Gather all lines from the material that contain "Dorrit".
◇ ◇ ◇
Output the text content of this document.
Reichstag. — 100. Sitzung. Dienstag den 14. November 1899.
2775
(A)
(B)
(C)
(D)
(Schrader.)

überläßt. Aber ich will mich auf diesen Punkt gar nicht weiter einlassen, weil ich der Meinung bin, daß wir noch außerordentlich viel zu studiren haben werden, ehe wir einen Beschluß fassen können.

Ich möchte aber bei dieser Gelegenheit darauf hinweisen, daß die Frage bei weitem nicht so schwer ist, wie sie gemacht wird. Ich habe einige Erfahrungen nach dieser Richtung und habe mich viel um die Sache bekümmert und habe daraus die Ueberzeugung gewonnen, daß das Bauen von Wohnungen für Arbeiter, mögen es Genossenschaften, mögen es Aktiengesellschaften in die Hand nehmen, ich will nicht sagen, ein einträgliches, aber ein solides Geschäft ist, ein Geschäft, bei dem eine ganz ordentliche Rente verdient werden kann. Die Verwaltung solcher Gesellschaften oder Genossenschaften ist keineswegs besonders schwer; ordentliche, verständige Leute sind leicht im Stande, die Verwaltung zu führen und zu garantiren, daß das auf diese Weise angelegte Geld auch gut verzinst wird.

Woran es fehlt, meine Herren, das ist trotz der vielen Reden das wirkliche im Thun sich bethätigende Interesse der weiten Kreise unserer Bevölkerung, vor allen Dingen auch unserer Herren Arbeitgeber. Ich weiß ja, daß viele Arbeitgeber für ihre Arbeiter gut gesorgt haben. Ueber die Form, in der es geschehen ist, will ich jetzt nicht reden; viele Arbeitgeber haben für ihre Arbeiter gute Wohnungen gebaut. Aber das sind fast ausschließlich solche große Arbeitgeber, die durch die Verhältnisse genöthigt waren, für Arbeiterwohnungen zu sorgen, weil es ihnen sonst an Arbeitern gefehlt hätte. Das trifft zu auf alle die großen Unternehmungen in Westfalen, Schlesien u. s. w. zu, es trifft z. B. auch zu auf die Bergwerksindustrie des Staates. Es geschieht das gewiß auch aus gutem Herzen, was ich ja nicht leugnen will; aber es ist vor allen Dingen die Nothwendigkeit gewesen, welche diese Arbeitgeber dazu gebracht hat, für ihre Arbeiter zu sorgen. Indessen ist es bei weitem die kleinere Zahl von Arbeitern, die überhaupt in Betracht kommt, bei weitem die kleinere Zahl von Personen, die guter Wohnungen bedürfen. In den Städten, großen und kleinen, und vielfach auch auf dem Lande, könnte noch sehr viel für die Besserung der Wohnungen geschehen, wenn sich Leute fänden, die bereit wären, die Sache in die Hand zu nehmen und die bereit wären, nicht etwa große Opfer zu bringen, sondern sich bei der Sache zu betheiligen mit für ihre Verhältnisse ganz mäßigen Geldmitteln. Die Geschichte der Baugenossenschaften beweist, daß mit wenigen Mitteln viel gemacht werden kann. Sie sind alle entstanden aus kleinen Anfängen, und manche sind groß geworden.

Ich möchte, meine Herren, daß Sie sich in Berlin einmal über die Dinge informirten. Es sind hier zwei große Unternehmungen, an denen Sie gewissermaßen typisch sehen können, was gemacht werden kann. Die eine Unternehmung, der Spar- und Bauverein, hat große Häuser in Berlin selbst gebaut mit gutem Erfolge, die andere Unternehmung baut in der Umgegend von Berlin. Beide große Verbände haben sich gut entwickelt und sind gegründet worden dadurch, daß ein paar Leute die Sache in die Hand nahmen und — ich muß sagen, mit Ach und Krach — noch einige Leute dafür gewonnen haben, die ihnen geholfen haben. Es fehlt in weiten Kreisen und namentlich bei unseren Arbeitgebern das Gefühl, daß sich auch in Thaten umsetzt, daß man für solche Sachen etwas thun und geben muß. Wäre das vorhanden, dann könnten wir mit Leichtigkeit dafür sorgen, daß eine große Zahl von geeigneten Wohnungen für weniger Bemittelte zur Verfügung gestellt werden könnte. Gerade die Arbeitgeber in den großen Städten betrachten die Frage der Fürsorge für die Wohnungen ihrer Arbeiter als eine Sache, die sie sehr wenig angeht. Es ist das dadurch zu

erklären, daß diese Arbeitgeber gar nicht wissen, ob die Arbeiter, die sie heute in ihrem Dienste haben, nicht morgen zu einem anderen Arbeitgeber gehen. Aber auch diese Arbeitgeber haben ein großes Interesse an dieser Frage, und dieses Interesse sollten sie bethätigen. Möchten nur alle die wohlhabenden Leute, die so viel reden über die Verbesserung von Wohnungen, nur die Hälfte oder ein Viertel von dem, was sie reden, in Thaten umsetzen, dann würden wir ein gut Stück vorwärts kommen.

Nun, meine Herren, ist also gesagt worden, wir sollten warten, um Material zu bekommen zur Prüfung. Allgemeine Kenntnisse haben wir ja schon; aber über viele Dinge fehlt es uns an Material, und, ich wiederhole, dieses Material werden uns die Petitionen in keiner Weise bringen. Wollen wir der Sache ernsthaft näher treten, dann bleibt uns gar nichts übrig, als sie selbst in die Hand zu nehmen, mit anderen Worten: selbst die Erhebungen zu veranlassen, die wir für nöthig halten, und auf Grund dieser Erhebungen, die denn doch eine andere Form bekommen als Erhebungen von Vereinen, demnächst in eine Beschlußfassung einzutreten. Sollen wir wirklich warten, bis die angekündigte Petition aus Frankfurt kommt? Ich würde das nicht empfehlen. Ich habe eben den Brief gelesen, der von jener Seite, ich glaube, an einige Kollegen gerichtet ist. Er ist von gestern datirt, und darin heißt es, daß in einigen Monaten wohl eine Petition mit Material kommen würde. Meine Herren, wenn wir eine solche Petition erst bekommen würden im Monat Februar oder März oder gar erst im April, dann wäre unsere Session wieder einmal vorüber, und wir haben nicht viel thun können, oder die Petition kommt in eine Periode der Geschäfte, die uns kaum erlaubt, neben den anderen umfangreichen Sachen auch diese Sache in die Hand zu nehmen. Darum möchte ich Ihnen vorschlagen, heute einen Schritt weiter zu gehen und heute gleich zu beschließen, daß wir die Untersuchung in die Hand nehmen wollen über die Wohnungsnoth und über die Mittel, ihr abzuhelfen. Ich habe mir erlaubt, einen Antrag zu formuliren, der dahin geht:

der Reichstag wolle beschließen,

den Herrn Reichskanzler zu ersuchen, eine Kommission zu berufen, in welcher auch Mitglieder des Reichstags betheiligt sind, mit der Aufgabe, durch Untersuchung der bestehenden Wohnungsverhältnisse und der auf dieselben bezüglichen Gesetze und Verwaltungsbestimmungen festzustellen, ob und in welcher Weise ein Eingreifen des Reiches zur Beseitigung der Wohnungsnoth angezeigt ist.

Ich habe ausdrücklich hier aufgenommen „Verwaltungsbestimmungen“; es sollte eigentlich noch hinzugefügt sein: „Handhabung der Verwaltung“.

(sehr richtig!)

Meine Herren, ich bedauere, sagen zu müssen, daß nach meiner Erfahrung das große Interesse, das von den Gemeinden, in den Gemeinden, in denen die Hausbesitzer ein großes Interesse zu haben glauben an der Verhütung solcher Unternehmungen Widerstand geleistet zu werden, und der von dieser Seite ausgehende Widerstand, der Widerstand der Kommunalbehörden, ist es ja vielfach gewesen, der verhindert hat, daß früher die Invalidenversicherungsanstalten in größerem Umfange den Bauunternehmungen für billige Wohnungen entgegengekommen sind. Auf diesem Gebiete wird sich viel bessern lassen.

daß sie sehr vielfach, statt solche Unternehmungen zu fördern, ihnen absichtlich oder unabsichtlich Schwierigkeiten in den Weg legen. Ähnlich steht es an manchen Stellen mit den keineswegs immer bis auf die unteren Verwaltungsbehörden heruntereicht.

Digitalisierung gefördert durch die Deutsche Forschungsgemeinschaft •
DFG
◇ ◇ ◇
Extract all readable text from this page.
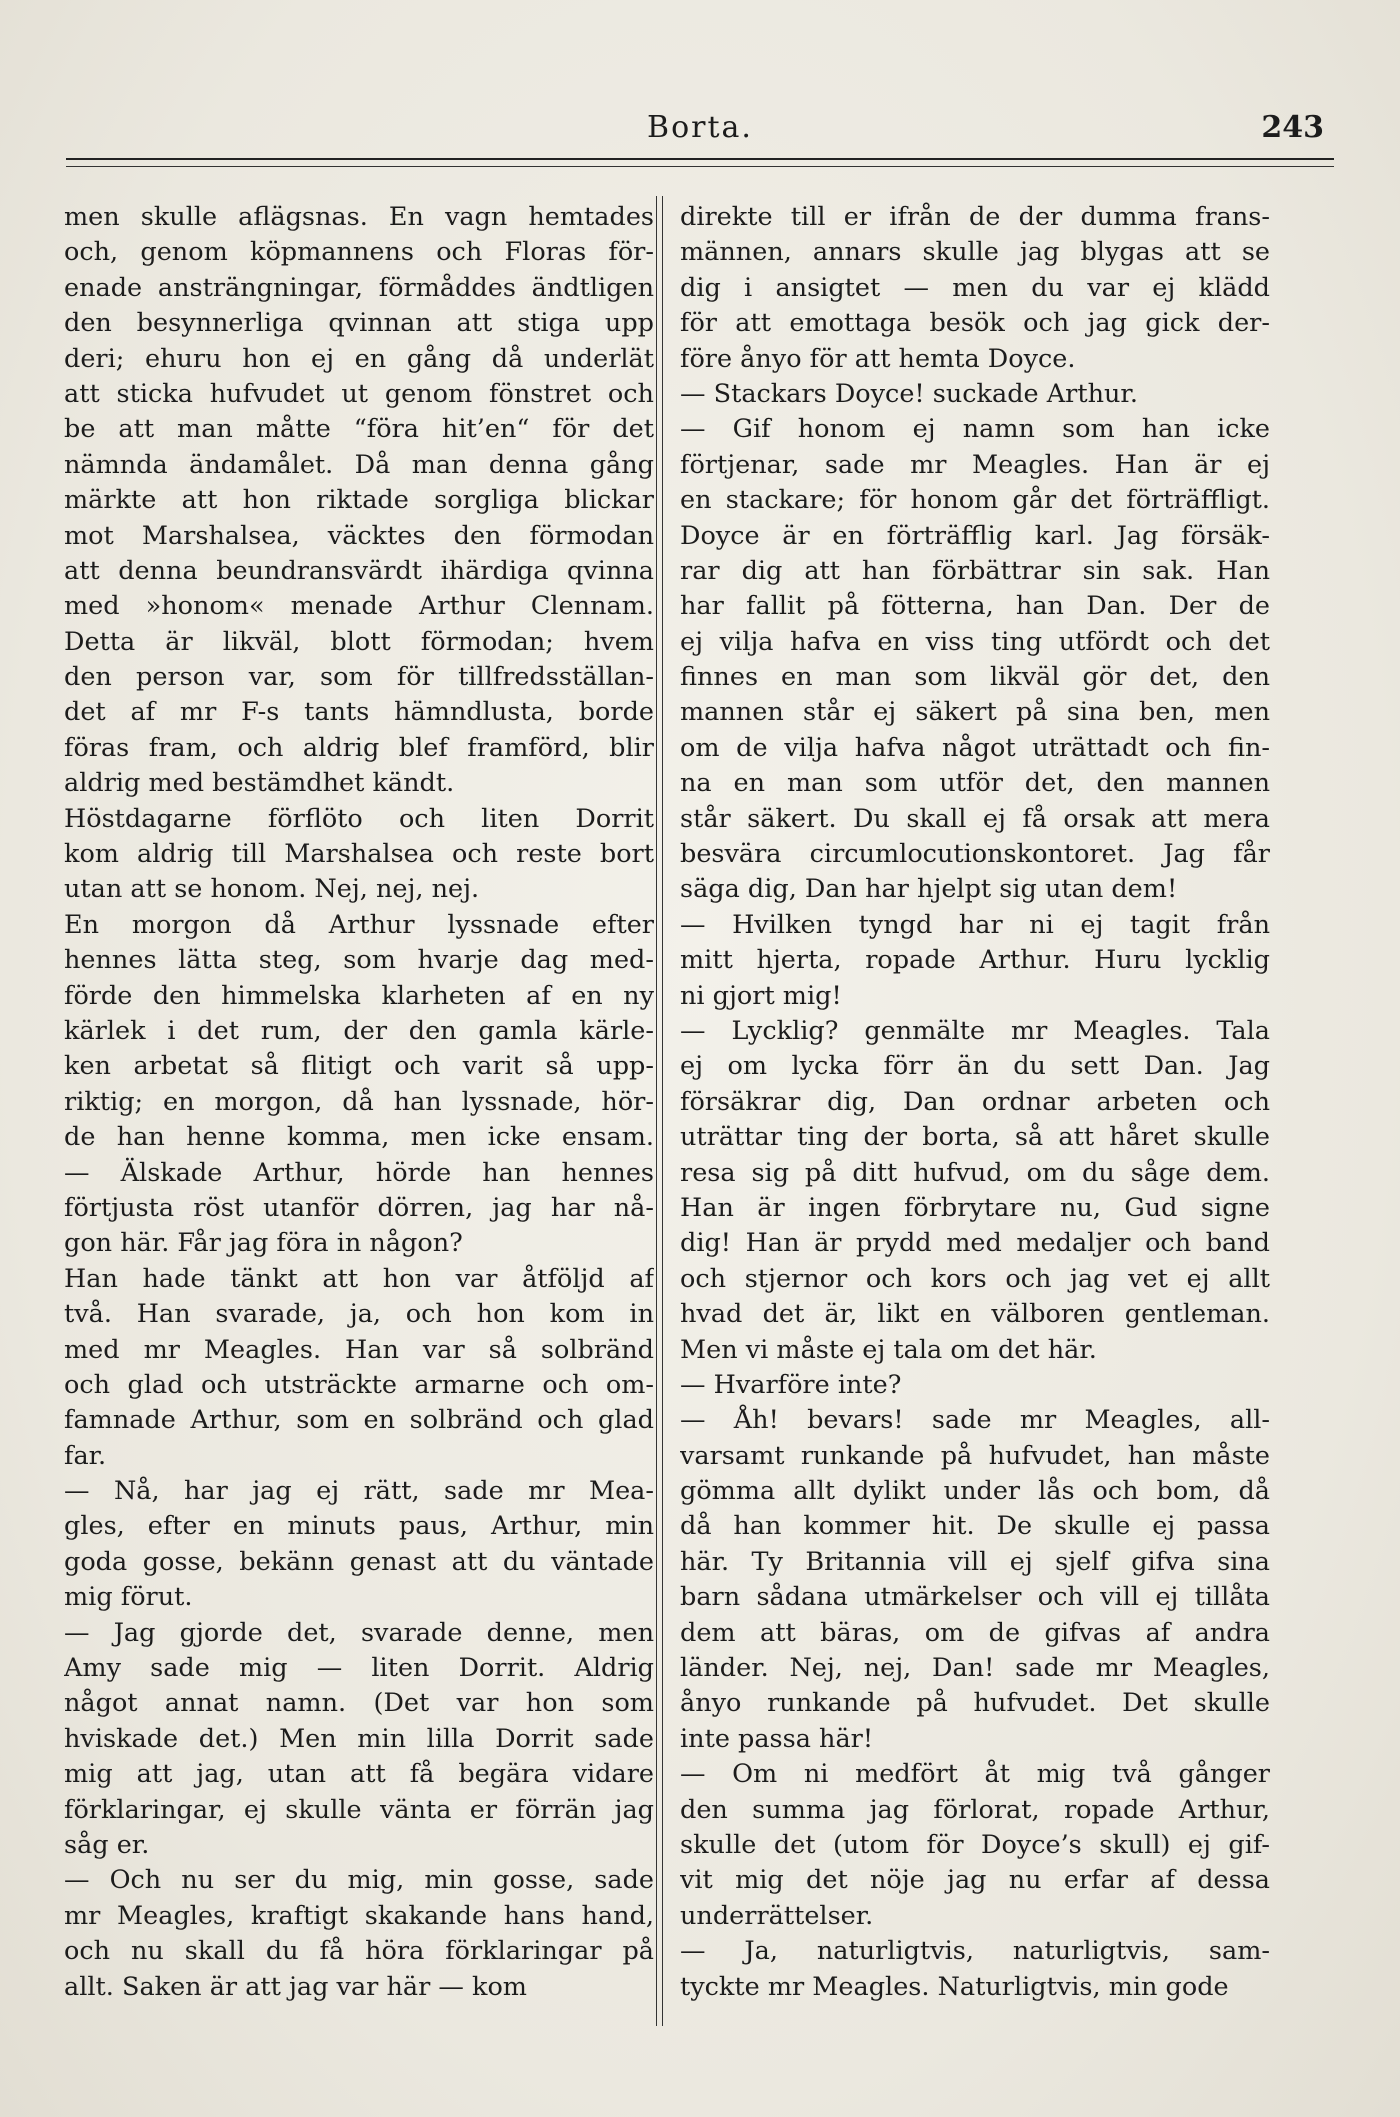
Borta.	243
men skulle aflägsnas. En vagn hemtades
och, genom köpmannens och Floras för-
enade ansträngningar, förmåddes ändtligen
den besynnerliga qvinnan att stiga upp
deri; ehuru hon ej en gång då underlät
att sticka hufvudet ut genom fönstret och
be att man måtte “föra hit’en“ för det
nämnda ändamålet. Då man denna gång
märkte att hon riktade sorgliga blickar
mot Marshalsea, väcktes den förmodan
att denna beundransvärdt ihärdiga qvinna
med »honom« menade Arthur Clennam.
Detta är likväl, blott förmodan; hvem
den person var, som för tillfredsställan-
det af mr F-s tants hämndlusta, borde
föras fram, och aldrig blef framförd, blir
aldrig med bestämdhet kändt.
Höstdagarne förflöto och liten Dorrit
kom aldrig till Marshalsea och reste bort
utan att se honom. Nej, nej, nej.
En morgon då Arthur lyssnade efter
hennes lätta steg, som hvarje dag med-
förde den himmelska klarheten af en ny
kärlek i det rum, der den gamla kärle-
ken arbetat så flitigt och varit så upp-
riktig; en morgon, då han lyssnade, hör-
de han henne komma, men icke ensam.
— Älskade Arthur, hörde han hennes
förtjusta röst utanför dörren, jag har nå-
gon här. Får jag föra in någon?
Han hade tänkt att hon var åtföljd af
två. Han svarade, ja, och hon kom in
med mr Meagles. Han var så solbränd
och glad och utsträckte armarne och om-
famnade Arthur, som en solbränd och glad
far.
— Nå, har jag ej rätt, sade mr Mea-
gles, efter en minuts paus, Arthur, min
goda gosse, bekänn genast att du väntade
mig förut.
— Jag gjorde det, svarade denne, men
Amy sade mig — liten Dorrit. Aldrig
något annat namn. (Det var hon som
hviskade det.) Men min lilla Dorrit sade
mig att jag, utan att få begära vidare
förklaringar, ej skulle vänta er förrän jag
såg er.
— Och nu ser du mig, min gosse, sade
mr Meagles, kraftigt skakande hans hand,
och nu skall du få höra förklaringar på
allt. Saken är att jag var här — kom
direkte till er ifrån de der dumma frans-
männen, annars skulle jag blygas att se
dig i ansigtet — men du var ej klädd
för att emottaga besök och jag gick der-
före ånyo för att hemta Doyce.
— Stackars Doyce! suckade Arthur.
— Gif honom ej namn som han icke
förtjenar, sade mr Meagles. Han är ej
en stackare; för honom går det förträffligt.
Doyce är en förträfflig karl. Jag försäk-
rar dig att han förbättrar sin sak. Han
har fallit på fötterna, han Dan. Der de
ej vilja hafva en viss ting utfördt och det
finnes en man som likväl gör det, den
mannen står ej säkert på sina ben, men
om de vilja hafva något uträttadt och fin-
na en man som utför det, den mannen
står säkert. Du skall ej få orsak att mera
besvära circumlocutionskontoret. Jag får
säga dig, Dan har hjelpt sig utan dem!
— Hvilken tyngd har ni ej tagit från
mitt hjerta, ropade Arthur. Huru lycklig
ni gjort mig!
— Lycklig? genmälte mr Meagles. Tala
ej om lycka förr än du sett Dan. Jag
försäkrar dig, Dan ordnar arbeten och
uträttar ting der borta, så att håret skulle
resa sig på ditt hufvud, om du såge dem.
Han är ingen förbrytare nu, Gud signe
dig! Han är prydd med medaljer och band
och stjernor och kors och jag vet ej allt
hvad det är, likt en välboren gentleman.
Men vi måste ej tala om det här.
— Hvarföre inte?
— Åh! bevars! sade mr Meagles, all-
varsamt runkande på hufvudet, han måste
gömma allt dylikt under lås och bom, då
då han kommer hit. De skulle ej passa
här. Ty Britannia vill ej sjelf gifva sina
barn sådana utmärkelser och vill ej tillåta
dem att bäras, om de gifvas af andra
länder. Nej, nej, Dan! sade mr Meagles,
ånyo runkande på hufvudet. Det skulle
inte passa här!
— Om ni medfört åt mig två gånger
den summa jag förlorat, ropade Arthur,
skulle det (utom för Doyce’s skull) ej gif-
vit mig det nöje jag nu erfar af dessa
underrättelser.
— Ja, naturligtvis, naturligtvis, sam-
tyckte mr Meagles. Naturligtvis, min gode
◇ ◇ ◇
Finished exercise
Höstdagarne förflöto och liten Dorrit
Amy sade mig — liten Dorrit. Aldrig
hviskade det.) Men min lilla Dorrit sade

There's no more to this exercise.